*Exercise aim*:
Pictures stay out; everything else in the records below is copied exactly.
## START Records for the exercise
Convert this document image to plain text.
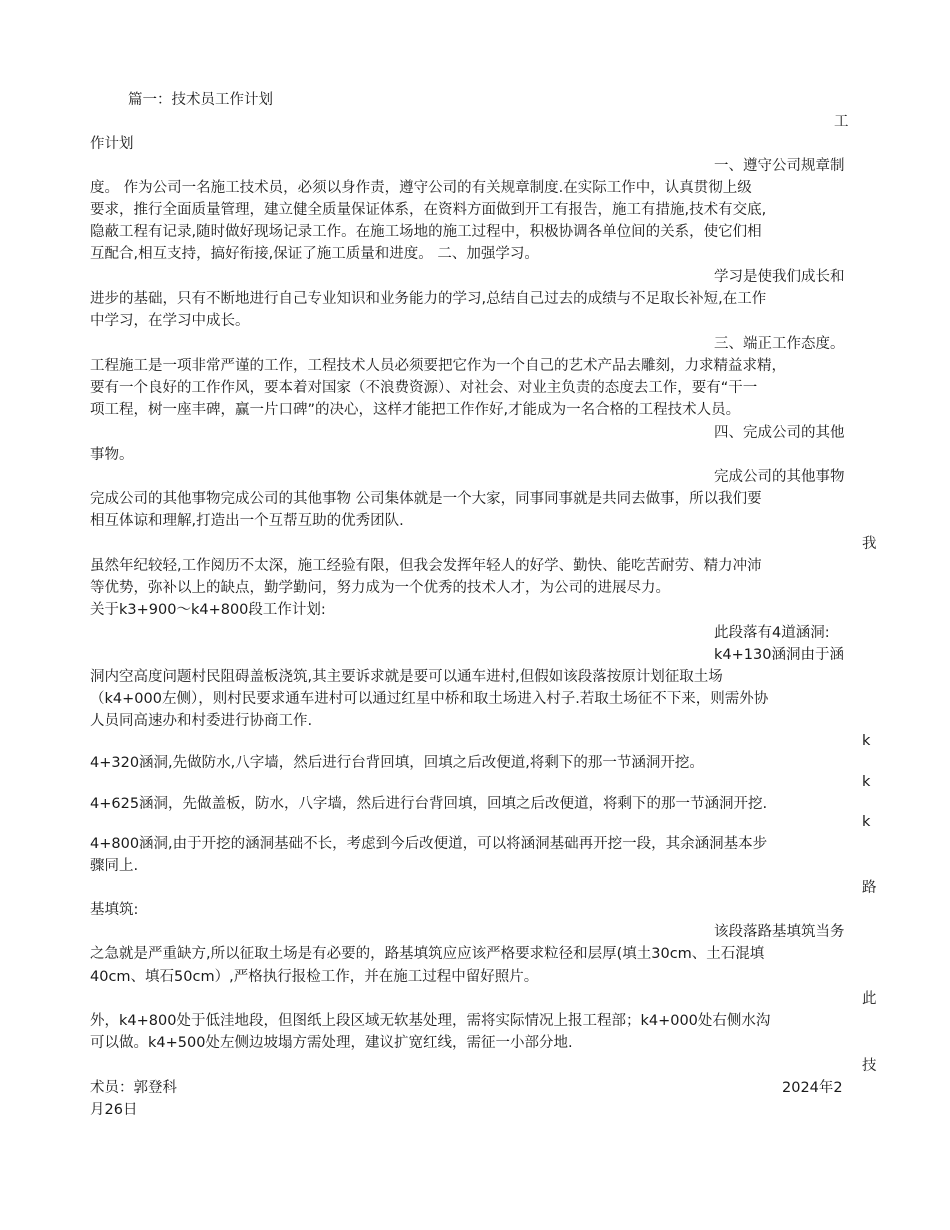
篇一：技术员工作计划
工
作计划
一、遵守公司规章制
度。 作为公司一名施工技术员，必须以身作责，遵守公司的有关规章制度.在实际工作中，认真贯彻上级
要求，推行全面质量管理，建立健全质量保证体系，在资料方面做到开工有报告，施工有措施,技术有交底,
隐蔽工程有记录,随时做好现场记录工作。在施工场地的施工过程中，积极协调各单位间的关系，使它们相
互配合,相互支持，搞好衔接,保证了施工质量和进度。 二、加强学习。
学习是使我们成长和
进步的基础，只有不断地进行自己专业知识和业务能力的学习,总结自己过去的成绩与不足取长补短,在工作
中学习，在学习中成长。
三、端正工作态度。
工程施工是一项非常严谨的工作，工程技术人员必须要把它作为一个自己的艺术产品去雕刻，力求精益求精，
要有一个良好的工作作风，要本着对国家（不浪费资源）、对社会、对业主负责的态度去工作，要有“干一
项工程，树一座丰碑，赢一片口碑”的决心，这样才能把工作作好,才能成为一名合格的工程技术人员。
四、完成公司的其他
事物。
完成公司的其他事物
完成公司的其他事物完成公司的其他事物 公司集体就是一个大家，同事同事就是共同去做事，所以我们要
相互体谅和理解,打造出一个互帮互助的优秀团队.
我
虽然年纪较轻,工作阅历不太深，施工经验有限，但我会发挥年轻人的好学、勤快、能吃苦耐劳、精力冲沛
等优势，弥补以上的缺点，勤学勤问，努力成为一个优秀的技术人才，为公司的进展尽力。
关于k3+900～k4+800段工作计划:
此段落有4道涵洞:
k4+130涵洞由于涵
洞内空高度问题村民阻碍盖板浇筑,其主要诉求就是要可以通车进村,但假如该段落按原计划征取土场
（k4+000左侧），则村民要求通车进村可以通过红星中桥和取土场进入村子.若取土场征不下来，则需外协
人员同高速办和村委进行协商工作.
k
4+320涵洞,先做防水,八字墙，然后进行台背回填，回填之后改便道,将剩下的那一节涵洞开挖。
k
4+625涵洞，先做盖板，防水，八字墙，然后进行台背回填，回填之后改便道，将剩下的那一节涵洞开挖.
k
4+800涵洞,由于开挖的涵洞基础不长，考虑到今后改便道，可以将涵洞基础再开挖一段，其余涵洞基本步
骤同上.
路
基填筑:
该段落路基填筑当务
之急就是严重缺方,所以征取土场是有必要的，路基填筑应应该严格要求粒径和层厚(填土30cm、土石混填
40cm、填石50cm）,严格执行报检工作，并在施工过程中留好照片。
此
外，k4+800处于低洼地段，但图纸上段区域无软基处理，需将实际情况上报工程部；k4+000处右侧水沟
可以做。k4+500处左侧边坡塌方需处理，建议扩宽红线，需征一小部分地.
技
术员：郭登科	2024年2
月26日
## END Records for the exercise
*Written answer*:
Convert this document image to plain text.
篇一：技术员工作计划
工
作计划
一、遵守公司规章制
度。 作为公司一名施工技术员，必须以身作责，遵守公司的有关规章制度.在实际工作中，认真贯彻上级
要求，推行全面质量管理，建立健全质量保证体系，在资料方面做到开工有报告，施工有措施,技术有交底,
隐蔽工程有记录,随时做好现场记录工作。在施工场地的施工过程中，积极协调各单位间的关系，使它们相
互配合,相互支持，搞好衔接,保证了施工质量和进度。 二、加强学习。
学习是使我们成长和
进步的基础，只有不断地进行自己专业知识和业务能力的学习,总结自己过去的成绩与不足取长补短,在工作
中学习，在学习中成长。
三、端正工作态度。
工程施工是一项非常严谨的工作，工程技术人员必须要把它作为一个自己的艺术产品去雕刻，力求精益求精，
要有一个良好的工作作风，要本着对国家（不浪费资源）、对社会、对业主负责的态度去工作，要有“干一
项工程，树一座丰碑，赢一片口碑”的决心，这样才能把工作作好,才能成为一名合格的工程技术人员。
四、完成公司的其他
事物。
完成公司的其他事物
完成公司的其他事物完成公司的其他事物 公司集体就是一个大家，同事同事就是共同去做事，所以我们要
相互体谅和理解,打造出一个互帮互助的优秀团队.
我
虽然年纪较轻,工作阅历不太深，施工经验有限，但我会发挥年轻人的好学、勤快、能吃苦耐劳、精力冲沛
等优势，弥补以上的缺点，勤学勤问，努力成为一个优秀的技术人才，为公司的进展尽力。
关于k3+900～k4+800段工作计划:
此段落有4道涵洞:
k4+130涵洞由于涵
洞内空高度问题村民阻碍盖板浇筑,其主要诉求就是要可以通车进村,但假如该段落按原计划征取土场
（k4+000左侧），则村民要求通车进村可以通过红星中桥和取土场进入村子.若取土场征不下来，则需外协
人员同高速办和村委进行协商工作.
k
4+320涵洞,先做防水,八字墙，然后进行台背回填，回填之后改便道,将剩下的那一节涵洞开挖。
k
4+625涵洞，先做盖板，防水，八字墙，然后进行台背回填，回填之后改便道，将剩下的那一节涵洞开挖.
k
4+800涵洞,由于开挖的涵洞基础不长，考虑到今后改便道，可以将涵洞基础再开挖一段，其余涵洞基本步
骤同上.
路
基填筑:
该段落路基填筑当务
之急就是严重缺方,所以征取土场是有必要的，路基填筑应应该严格要求粒径和层厚(填土30cm、土石混填
40cm、填石50cm）,严格执行报检工作，并在施工过程中留好照片。
此
外，k4+800处于低洼地段，但图纸上段区域无软基处理，需将实际情况上报工程部；k4+000处右侧水沟
可以做。k4+500处左侧边坡塌方需处理，建议扩宽红线，需征一小部分地.
技
术员：郭登科	2024年2
月26日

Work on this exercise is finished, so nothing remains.